— begin The input —

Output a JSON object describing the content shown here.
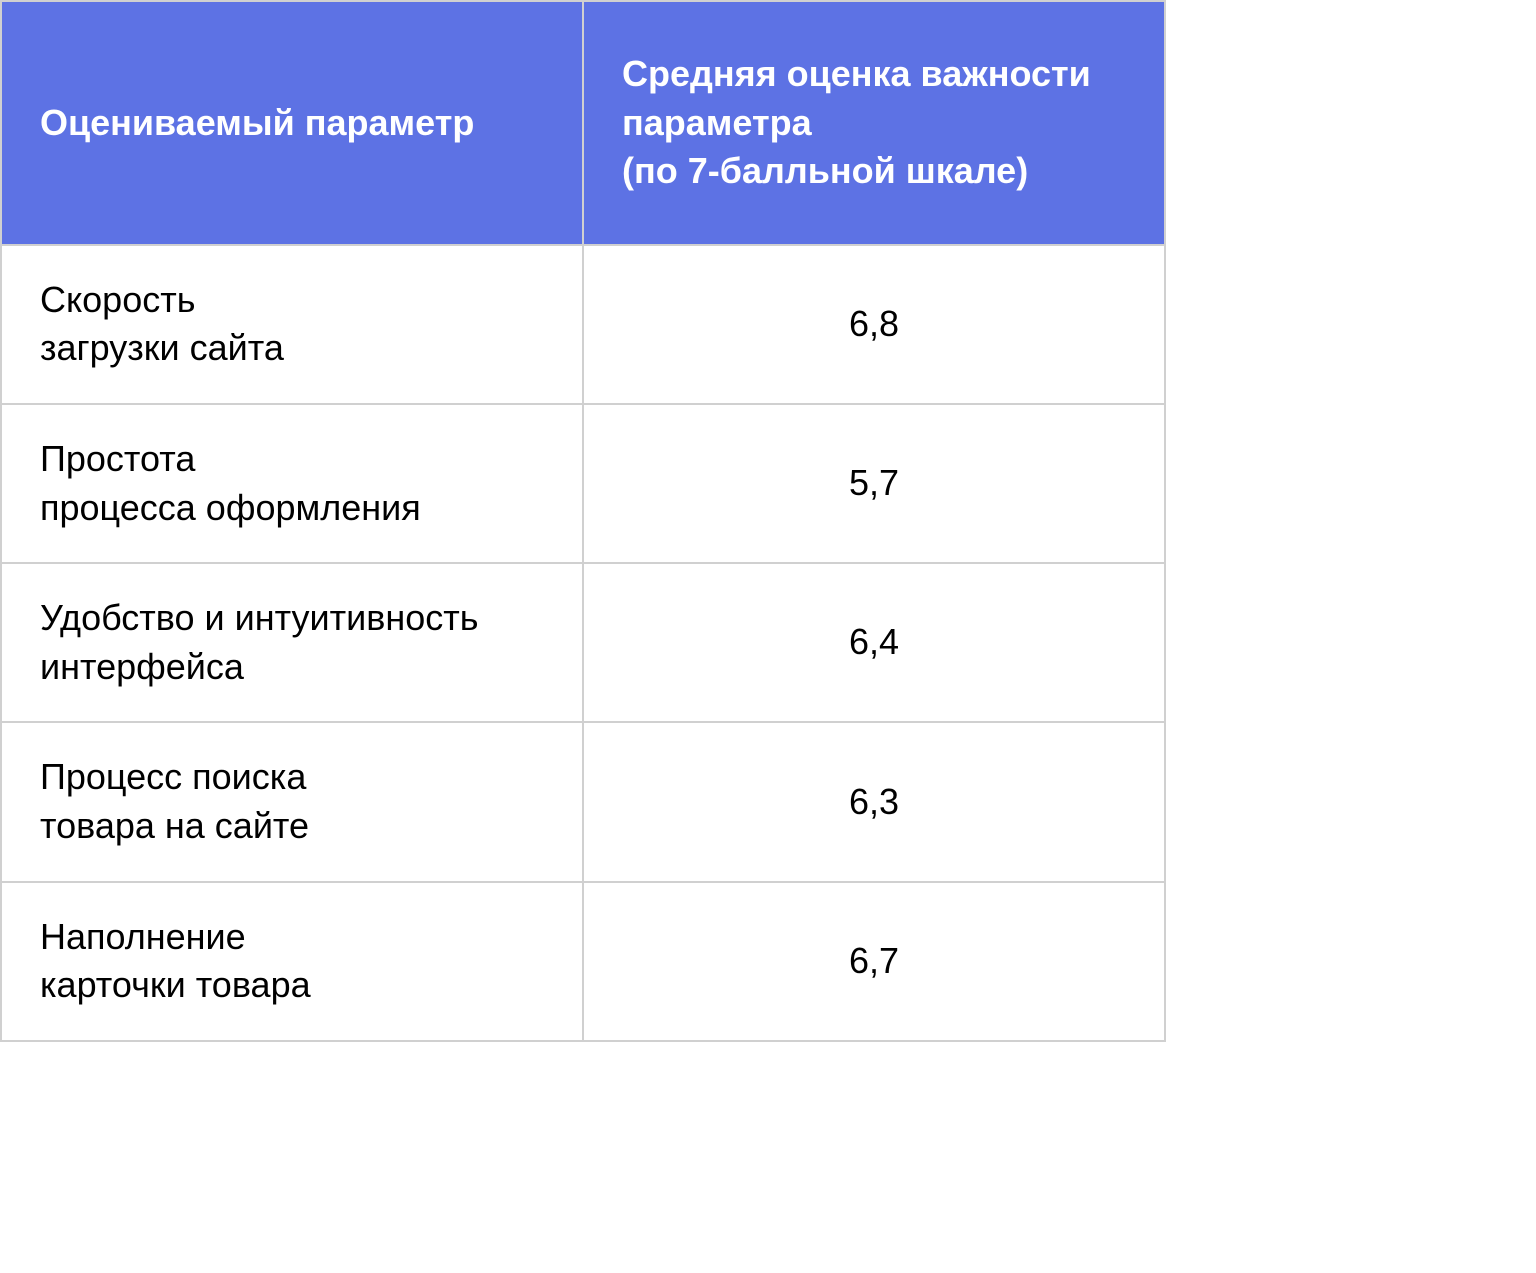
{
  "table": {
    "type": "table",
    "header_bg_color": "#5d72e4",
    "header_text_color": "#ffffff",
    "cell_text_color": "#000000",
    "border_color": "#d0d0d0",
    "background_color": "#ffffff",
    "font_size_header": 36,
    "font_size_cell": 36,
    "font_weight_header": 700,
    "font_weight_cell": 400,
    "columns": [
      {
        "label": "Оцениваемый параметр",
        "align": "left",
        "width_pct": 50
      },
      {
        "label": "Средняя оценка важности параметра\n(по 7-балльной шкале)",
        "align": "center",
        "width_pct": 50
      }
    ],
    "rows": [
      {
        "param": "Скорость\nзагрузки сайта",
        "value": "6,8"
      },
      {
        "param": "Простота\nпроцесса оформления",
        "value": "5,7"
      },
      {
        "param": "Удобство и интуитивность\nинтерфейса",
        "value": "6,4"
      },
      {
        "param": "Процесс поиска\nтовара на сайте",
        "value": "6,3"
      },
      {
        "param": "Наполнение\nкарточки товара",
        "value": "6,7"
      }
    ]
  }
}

— end The input —

Write out the entries above word for word. Do not include the pictures.

Correct output:
Output a JSON object describing the content shown here.
{
  "table": {
    "type": "table",
    "header_bg_color": "#5d72e4",
    "header_text_color": "#ffffff",
    "cell_text_color": "#000000",
    "border_color": "#d0d0d0",
    "background_color": "#ffffff",
    "font_size_header": 36,
    "font_size_cell": 36,
    "font_weight_header": 700,
    "font_weight_cell": 400,
    "columns": [
      {
        "label": "Оцениваемый параметр",
        "align": "left",
        "width_pct": 50
      },
      {
        "label": "Средняя оценка важности параметра\n(по 7-балльной шкале)",
        "align": "center",
        "width_pct": 50
      }
    ],
    "rows": [
      {
        "param": "Скорость\nзагрузки сайта",
        "value": "6,8"
      },
      {
        "param": "Простота\nпроцесса оформления",
        "value": "5,7"
      },
      {
        "param": "Удобство и интуитивность\nинтерфейса",
        "value": "6,4"
      },
      {
        "param": "Процесс поиска\nтовара на сайте",
        "value": "6,3"
      },
      {
        "param": "Наполнение\nкарточки товара",
        "value": "6,7"
      }
    ]
  }
}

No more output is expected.